Exercise instructions: Copy nothing before the line that contains "Read all visible content and emit it as JSON."; from there, transcribe each line exactly through the end of the material, omitting pictures.

Entries supplied:

========================

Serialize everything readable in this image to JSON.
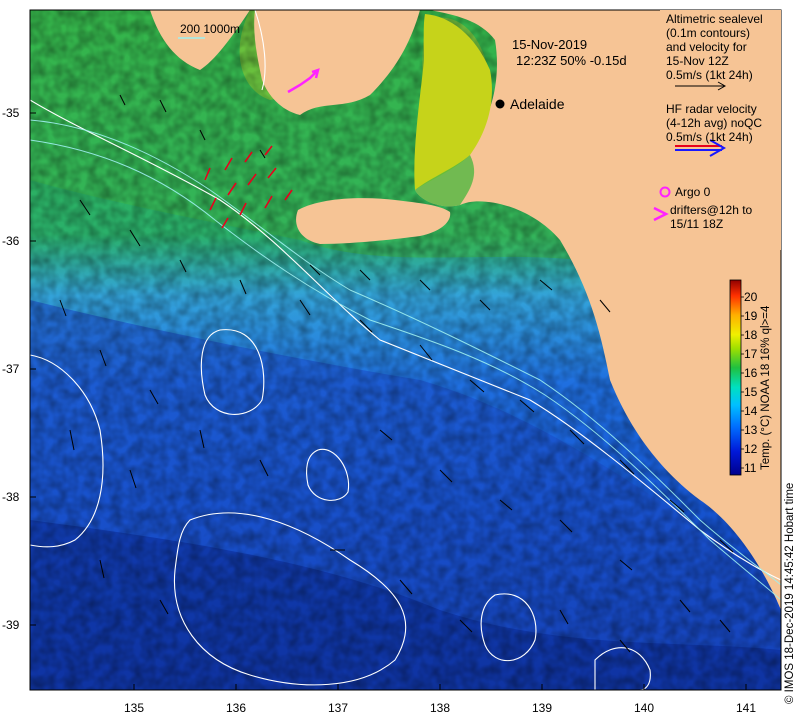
{
  "map": {
    "lat_labels": [
      "-35",
      "-36",
      "-37",
      "-38",
      "-39"
    ],
    "lon_labels": [
      "135",
      "136",
      "137",
      "138",
      "139",
      "140",
      "141"
    ],
    "scale_label": "200  1000m",
    "date_line1": "15-Nov-2019",
    "date_line2": "12:23Z  50% -0.15d",
    "place_name": "Adelaide"
  },
  "legend": {
    "altimetry_lines": [
      "Altimetric sealevel",
      "(0.1m contours)",
      "and velocity for",
      "15-Nov 12Z",
      "0.5m/s (1kt 24h)"
    ],
    "radar_lines": [
      "HF radar velocity",
      "(4-12h avg) noQC",
      "0.5m/s (1kt 24h)"
    ],
    "argo": "Argo 0",
    "drifters_lines": [
      "drifters@12h to",
      "15/11 18Z"
    ]
  },
  "colorbar": {
    "ticks": [
      "20",
      "19",
      "18",
      "17",
      "16",
      "15",
      "14",
      "13",
      "12",
      "11"
    ],
    "title": "Temp. (°C) NOAA 18 16% ql>=4",
    "range": [
      11,
      20.5
    ]
  },
  "credit": "© IMOS 18-Dec-2019 14:45:42 Hobart time",
  "colors": {
    "land": "#f6c495",
    "radar_arrow": "#e8001c",
    "drifter": "#ff22ff",
    "contour": "#ffffff",
    "isobath": "#9ef0f0"
  }
}
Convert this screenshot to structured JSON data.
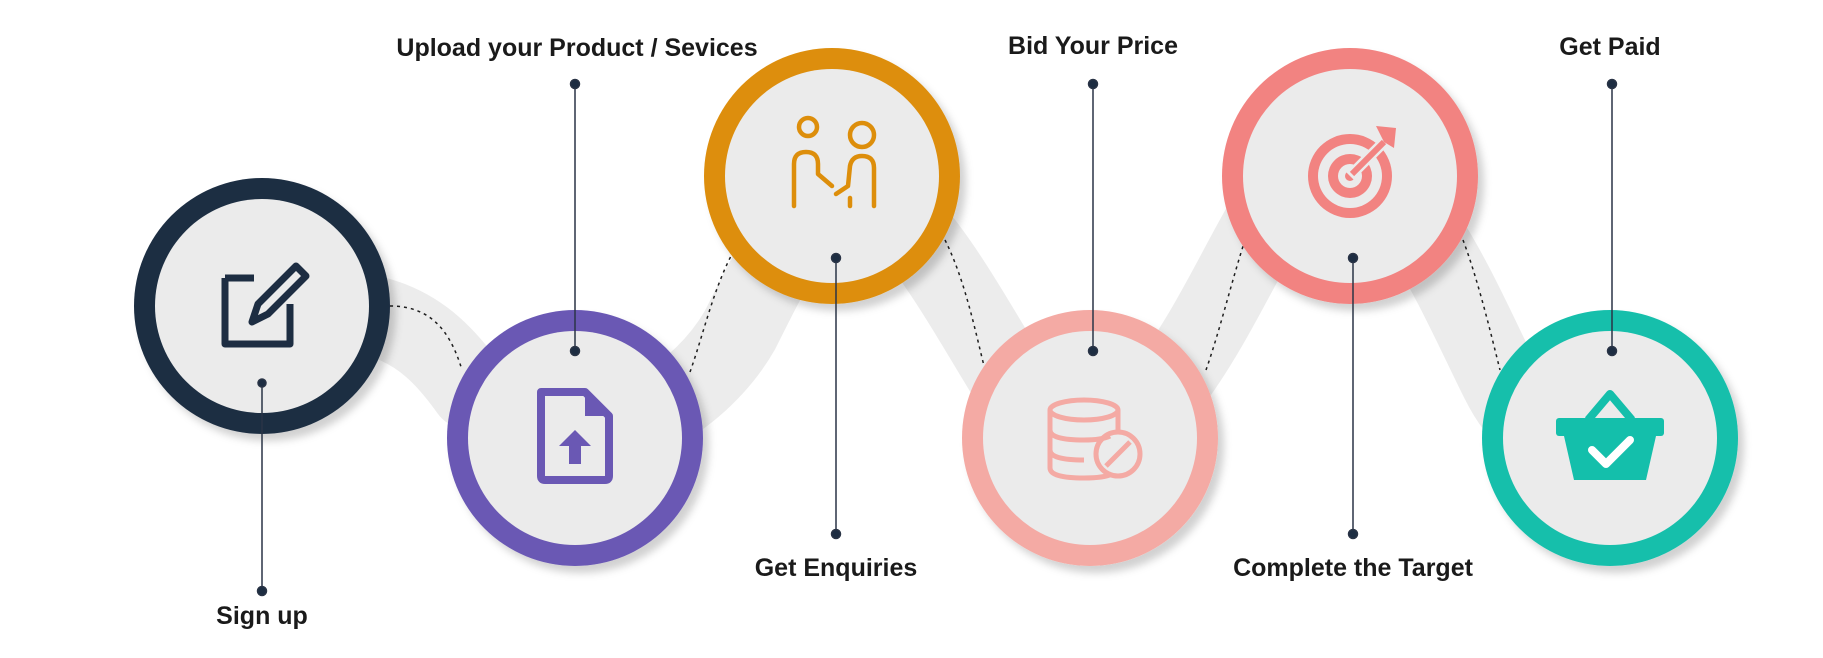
{
  "steps": [
    {
      "label": "Sign up",
      "ring_color": "#1d2d42",
      "icon": "edit-icon"
    },
    {
      "label": "Upload your Product / Sevices",
      "ring_color": "#6a58b4",
      "icon": "file-upload-icon"
    },
    {
      "label": "Get Enquiries",
      "ring_color": "#dd8e0b",
      "icon": "handshake-people-icon"
    },
    {
      "label": "Bid Your Price",
      "ring_color": "#f4aaa4",
      "icon": "database-blocked-icon"
    },
    {
      "label": "Complete the Target",
      "ring_color": "#f28381",
      "icon": "target-icon"
    },
    {
      "label": "Get Paid",
      "ring_color": "#14bfab",
      "icon": "shopping-basket-check-icon"
    }
  ],
  "colors": {
    "background": "#ffffff",
    "circle_fill": "#ebebeb",
    "path_fill": "#ececec",
    "connector_line": "#2a3446",
    "dashed_line": "#1e1e1e",
    "label_text": "#1a1a1a"
  }
}
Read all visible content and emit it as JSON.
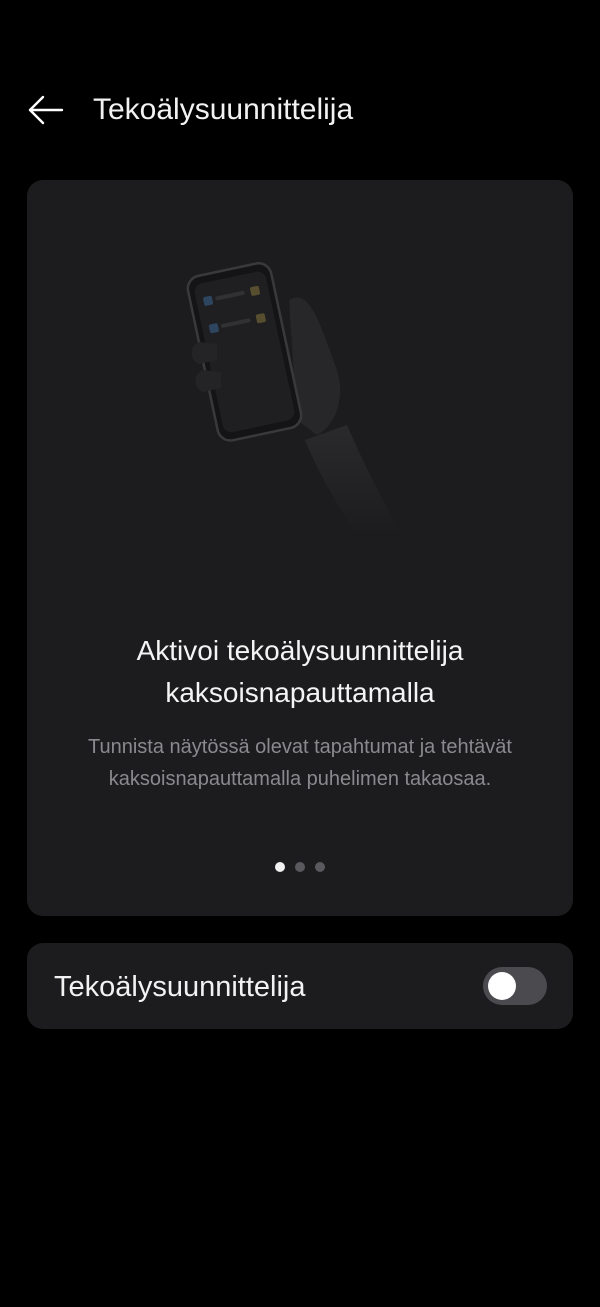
{
  "header": {
    "title": "Tekoälysuunnittelija",
    "back_icon": "arrow-left-icon"
  },
  "intro_card": {
    "illustration_icon": "hand-holding-phone-icon",
    "heading": "Aktivoi tekoälysuunnittelija\nkaksoisnapauttamalla",
    "description": "Tunnista näytössä olevat tapahtumat ja tehtävät\nkaksoisnapauttamalla puhelimen takaosaa.",
    "pager": {
      "total_pages": 3,
      "current_page": 1
    }
  },
  "setting": {
    "label": "Tekoälysuunnittelija",
    "enabled": false
  },
  "colors": {
    "background": "#000000",
    "card": "#1c1c1e",
    "text_primary": "#f2f2f2",
    "text_secondary": "#8a8a8e",
    "switch_track_off": "#4b4b4f"
  }
}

========================

Exercise output:
Read all visible content and emit it as JSON.
{
  "header": {
    "title": "Tekoälysuunnittelija",
    "back_icon": "arrow-left-icon"
  },
  "intro_card": {
    "illustration_icon": "hand-holding-phone-icon",
    "heading": "Aktivoi tekoälysuunnittelija\nkaksoisnapauttamalla",
    "description": "Tunnista näytössä olevat tapahtumat ja tehtävät\nkaksoisnapauttamalla puhelimen takaosaa.",
    "pager": {
      "total_pages": 3,
      "current_page": 1
    }
  },
  "setting": {
    "label": "Tekoälysuunnittelija",
    "enabled": false
  },
  "colors": {
    "background": "#000000",
    "card": "#1c1c1e",
    "text_primary": "#f2f2f2",
    "text_secondary": "#8a8a8e",
    "switch_track_off": "#4b4b4f"
  }
}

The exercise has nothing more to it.